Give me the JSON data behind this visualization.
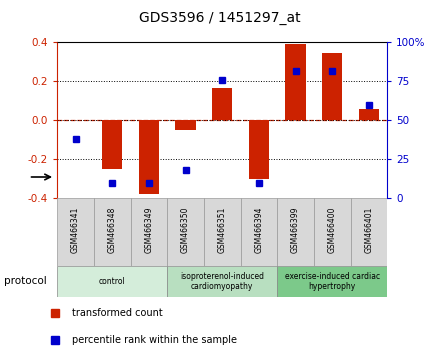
{
  "title": "GDS3596 / 1451297_at",
  "samples": [
    "GSM466341",
    "GSM466348",
    "GSM466349",
    "GSM466350",
    "GSM466351",
    "GSM466394",
    "GSM466399",
    "GSM466400",
    "GSM466401"
  ],
  "bar_values": [
    0.0,
    -0.25,
    -0.38,
    -0.05,
    0.165,
    -0.3,
    0.39,
    0.345,
    0.06
  ],
  "percentile_values": [
    38,
    10,
    10,
    18,
    76,
    10,
    82,
    82,
    60
  ],
  "groups": [
    {
      "label": "control",
      "start": 0,
      "end": 3,
      "color": "#d4edda"
    },
    {
      "label": "isoproterenol-induced\ncardiomyopathy",
      "start": 3,
      "end": 6,
      "color": "#b8dfc0"
    },
    {
      "label": "exercise-induced cardiac\nhypertrophy",
      "start": 6,
      "end": 9,
      "color": "#7cc98a"
    }
  ],
  "ylim_left": [
    -0.4,
    0.4
  ],
  "ylim_right": [
    0,
    100
  ],
  "yticks_left": [
    -0.4,
    -0.2,
    0.0,
    0.2,
    0.4
  ],
  "yticks_right": [
    0,
    25,
    50,
    75,
    100
  ],
  "bar_color": "#cc2200",
  "dot_color": "#0000cc",
  "zero_line_color": "#cc2200",
  "protocol_label": "protocol",
  "legend_bar_label": "transformed count",
  "legend_dot_label": "percentile rank within the sample",
  "bar_width": 0.55,
  "sample_cell_color": "#d8d8d8",
  "sample_cell_edge": "#999999"
}
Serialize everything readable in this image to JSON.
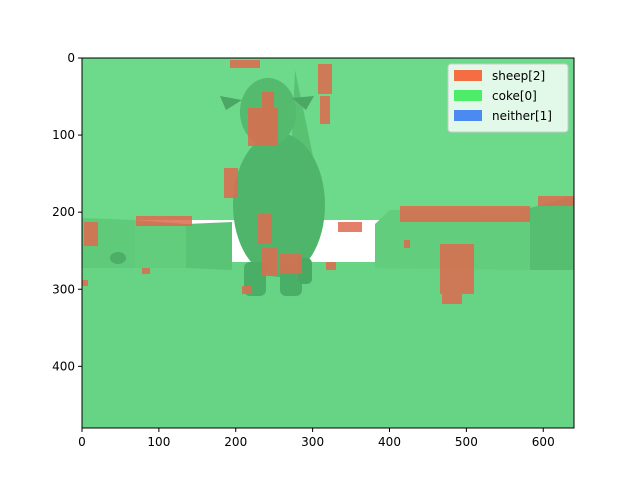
{
  "figure": {
    "image_extent": {
      "x": [
        0,
        640
      ],
      "y": [
        480,
        0
      ]
    },
    "x_ticks": [
      0,
      100,
      200,
      300,
      400,
      500,
      600
    ],
    "y_ticks": [
      0,
      100,
      200,
      300,
      400
    ],
    "legend": {
      "placement": "top-right",
      "entries": [
        {
          "label": "sheep[2]",
          "color": "#f46d43"
        },
        {
          "label": "coke[0]",
          "color": "#4ded6a"
        },
        {
          "label": "neither[1]",
          "color": "#4b8af1"
        }
      ]
    },
    "colors": {
      "overlay_green": "#6dd98a",
      "ground_green": "#66d385",
      "wall_green": "#5ec878",
      "sheep_body": "#4fb56a",
      "sheep_mask": "#e06a4f"
    }
  }
}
* * *
- Goal:
Retype exactly, and only, the lines from the one containing "Serialize everything readable" through the end of the material, leaving aside every picture.

- Expected answer:
Serialize everything readable in this image to JSON.
{
  "figure": {
    "image_extent": {
      "x": [
        0,
        640
      ],
      "y": [
        480,
        0
      ]
    },
    "x_ticks": [
      0,
      100,
      200,
      300,
      400,
      500,
      600
    ],
    "y_ticks": [
      0,
      100,
      200,
      300,
      400
    ],
    "legend": {
      "placement": "top-right",
      "entries": [
        {
          "label": "sheep[2]",
          "color": "#f46d43"
        },
        {
          "label": "coke[0]",
          "color": "#4ded6a"
        },
        {
          "label": "neither[1]",
          "color": "#4b8af1"
        }
      ]
    },
    "colors": {
      "overlay_green": "#6dd98a",
      "ground_green": "#66d385",
      "wall_green": "#5ec878",
      "sheep_body": "#4fb56a",
      "sheep_mask": "#e06a4f"
    }
  }
}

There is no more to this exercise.